Find how many lines of the listing include the string "Allen", and report only that figure.

* start *

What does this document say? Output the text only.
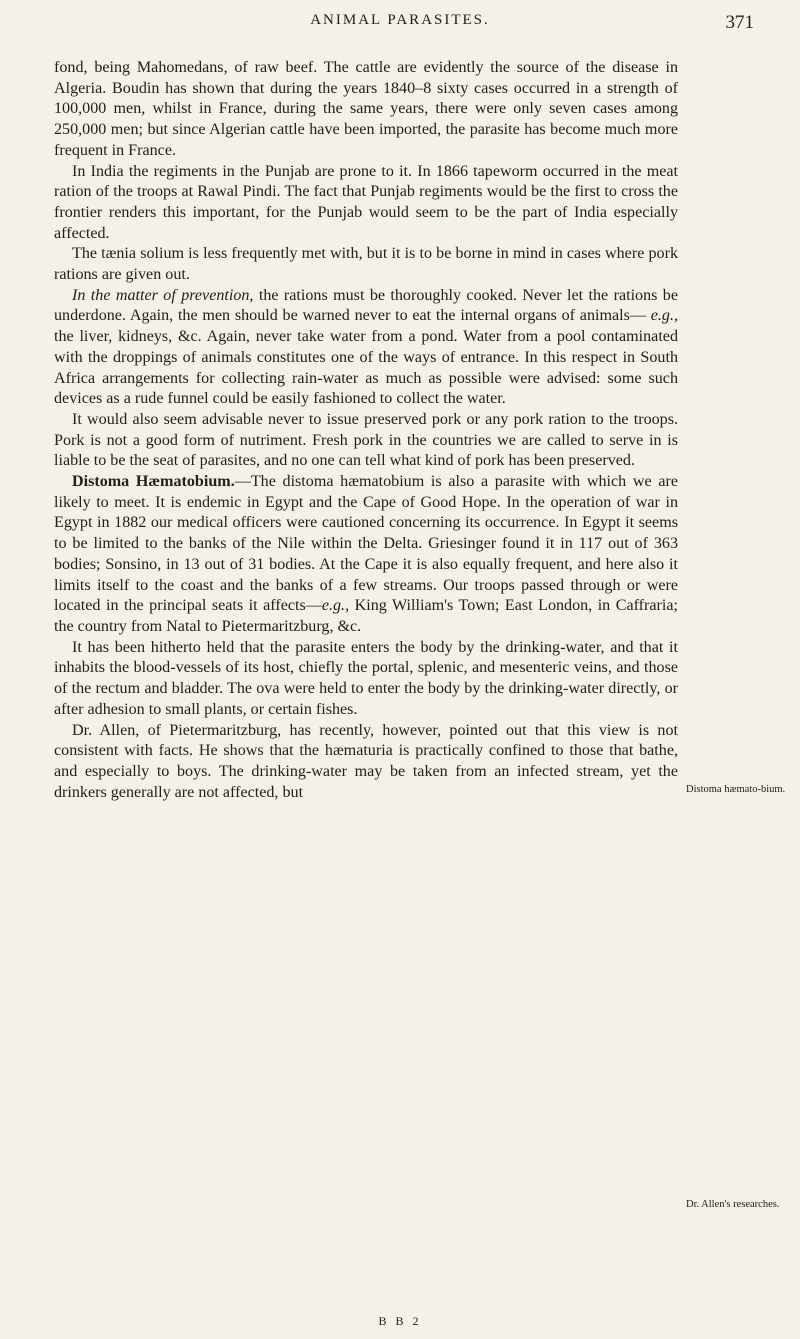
ANIMAL PARASITES.	371

fond, being Mahomedans, of raw beef. The cattle are evidently the source of the disease in Algeria. Boudin has shown that during the years 1840–8 sixty cases occurred in a strength of 100,000 men, whilst in France, during the same years, there were only seven cases among 250,000 men; but since Algerian cattle have been imported, the parasite has become much more frequent in France.

In India the regiments in the Punjab are prone to it. In 1866 tapeworm occurred in the meat ration of the troops at Rawal Pindi. The fact that Punjab regiments would be the first to cross the frontier renders this important, for the Punjab would seem to be the part of India especially affected.

The tænia solium is less frequently met with, but it is to be borne in mind in cases where pork rations are given out.

In the matter of prevention, the rations must be thoroughly cooked. Never let the rations be underdone. Again, the men should be warned never to eat the internal organs of animals— e.g., the liver, kidneys, &c. Again, never take water from a pond. Water from a pool contaminated with the droppings of animals constitutes one of the ways of entrance. In this respect in South Africa arrangements for collecting rain-water as much as possible were advised: some such devices as a rude funnel could be easily fashioned to collect the water.

It would also seem advisable never to issue preserved pork or any pork ration to the troops. Pork is not a good form of nutriment. Fresh pork in the countries we are called to serve in is liable to be the seat of parasites, and no one can tell what kind of pork has been preserved.

Distoma Hæmatobium.—The distoma hæmatobium is also a parasite with which we are likely to meet. It is endemic in Egypt and the Cape of Good Hope. In the operation of war in Egypt in 1882 our medical officers were cautioned concerning its occurrence. In Egypt it seems to be limited to the banks of the Nile within the Delta. Griesinger found it in 117 out of 363 bodies; Sonsino, in 13 out of 31 bodies. At the Cape it is also equally frequent, and here also it limits itself to the coast and the banks of a few streams. Our troops passed through or were located in the principal seats it affects—e.g., King William's Town; East London, in Caffraria; the country from Natal to Pietermaritzburg, &c.

It has been hitherto held that the parasite enters the body by the drinking-water, and that it inhabits the blood-vessels of its host, chiefly the portal, splenic, and mesenteric veins, and those of the rectum and bladder. The ova were held to enter the body by the drinking-water directly, or after adhesion to small plants, or certain fishes.

Dr. Allen, of Pietermaritzburg, has recently, however, pointed out that this view is not consistent with facts. He shows that the hæmaturia is practically confined to those that bathe, and especially to boys. The drinking-water may be taken from an infected stream, yet the drinkers generally are not affected, but	Distoma hæmato-bium.
Dr. Allen's researches.
B B 2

* end *

# ANSWER TO THIS PROBLEM:
2